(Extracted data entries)
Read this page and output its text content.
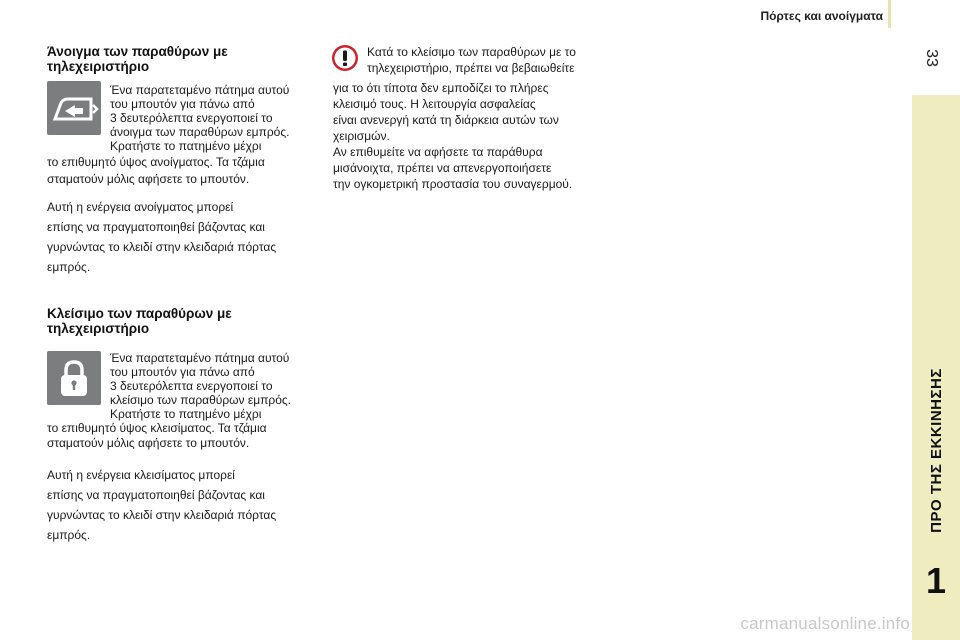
Πόρτες και ανοίγματα
33
ΠΡΟ ΤΗΣ ΕΚΚΙΝΗΣΗΣ
1
Άνοιγμα των παραθύρων με
τηλεχειριστήριο
Ένα παρατεταμένο πάτημα αυτού
του μπουτόν για πάνω από
3 δευτερόλεπτα ενεργοποιεί το
άνοιγμα των παραθύρων εμπρός.
Κρατήστε το πατημένο μέχρι
το επιθυμητό ύψος ανοίγματος. Τα τζάμια
σταματούν μόλις αφήσετε το μπουτόν.
Αυτή η ενέργεια ανοίγματος μπορεί
επίσης να πραγματοποιηθεί βάζοντας και
γυρνώντας το κλειδί στην κλειδαριά πόρτας
εμπρός.
Κλείσιμο των παραθύρων με
τηλεχειριστήριο
Ένα παρατεταμένο πάτημα αυτού
του μπουτόν για πάνω από
3 δευτερόλεπτα ενεργοποιεί το
κλείσιμο των παραθύρων εμπρός.
Κρατήστε το πατημένο μέχρι
το επιθυμητό ύψος κλεισίματος. Τα τζάμια
σταματούν μόλις αφήσετε το μπουτόν.
Αυτή η ενέργεια κλεισίματος μπορεί
επίσης να πραγματοποιηθεί βάζοντας και
γυρνώντας το κλειδί στην κλειδαριά πόρτας
εμπρός.
Κατά το κλείσιμο των παραθύρων με το
τηλεχειριστήριο, πρέπει να βεβαιωθείτε
για το ότι τίποτα δεν εμποδίζει το πλήρες
κλεισιμό τους. Η λειτουργία ασφαλείας
είναι ανενεργή κατά τη διάρκεια αυτών των
χειρισμών.
Αν επιθυμείτε να αφήσετε τα παράθυρα
μισάνοιχτα, πρέπει να απενεργοποιήσετε
την ογκομετρική προστασία του συναγερμού.
carmanualsonline.info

Directions >> Reproduce the entries above without change, omitting all pictures.

Result for this exercise >>
Read this page and output its text content.
Πόρτες και ανοίγματα
33
ΠΡΟ ΤΗΣ ΕΚΚΙΝΗΣΗΣ
1
Άνοιγμα των παραθύρων με
τηλεχειριστήριο
Ένα παρατεταμένο πάτημα αυτού
του μπουτόν για πάνω από
3 δευτερόλεπτα ενεργοποιεί το
άνοιγμα των παραθύρων εμπρός.
Κρατήστε το πατημένο μέχρι
το επιθυμητό ύψος ανοίγματος. Τα τζάμια
σταματούν μόλις αφήσετε το μπουτόν.
Αυτή η ενέργεια ανοίγματος μπορεί
επίσης να πραγματοποιηθεί βάζοντας και
γυρνώντας το κλειδί στην κλειδαριά πόρτας
εμπρός.
Κλείσιμο των παραθύρων με
τηλεχειριστήριο
Ένα παρατεταμένο πάτημα αυτού
του μπουτόν για πάνω από
3 δευτερόλεπτα ενεργοποιεί το
κλείσιμο των παραθύρων εμπρός.
Κρατήστε το πατημένο μέχρι
το επιθυμητό ύψος κλεισίματος. Τα τζάμια
σταματούν μόλις αφήσετε το μπουτόν.
Αυτή η ενέργεια κλεισίματος μπορεί
επίσης να πραγματοποιηθεί βάζοντας και
γυρνώντας το κλειδί στην κλειδαριά πόρτας
εμπρός.
Κατά το κλείσιμο των παραθύρων με το
τηλεχειριστήριο, πρέπει να βεβαιωθείτε
για το ότι τίποτα δεν εμποδίζει το πλήρες
κλεισιμό τους. Η λειτουργία ασφαλείας
είναι ανενεργή κατά τη διάρκεια αυτών των
χειρισμών.
Αν επιθυμείτε να αφήσετε τα παράθυρα
μισάνοιχτα, πρέπει να απενεργοποιήσετε
την ογκομετρική προστασία του συναγερμού.
carmanualsonline.info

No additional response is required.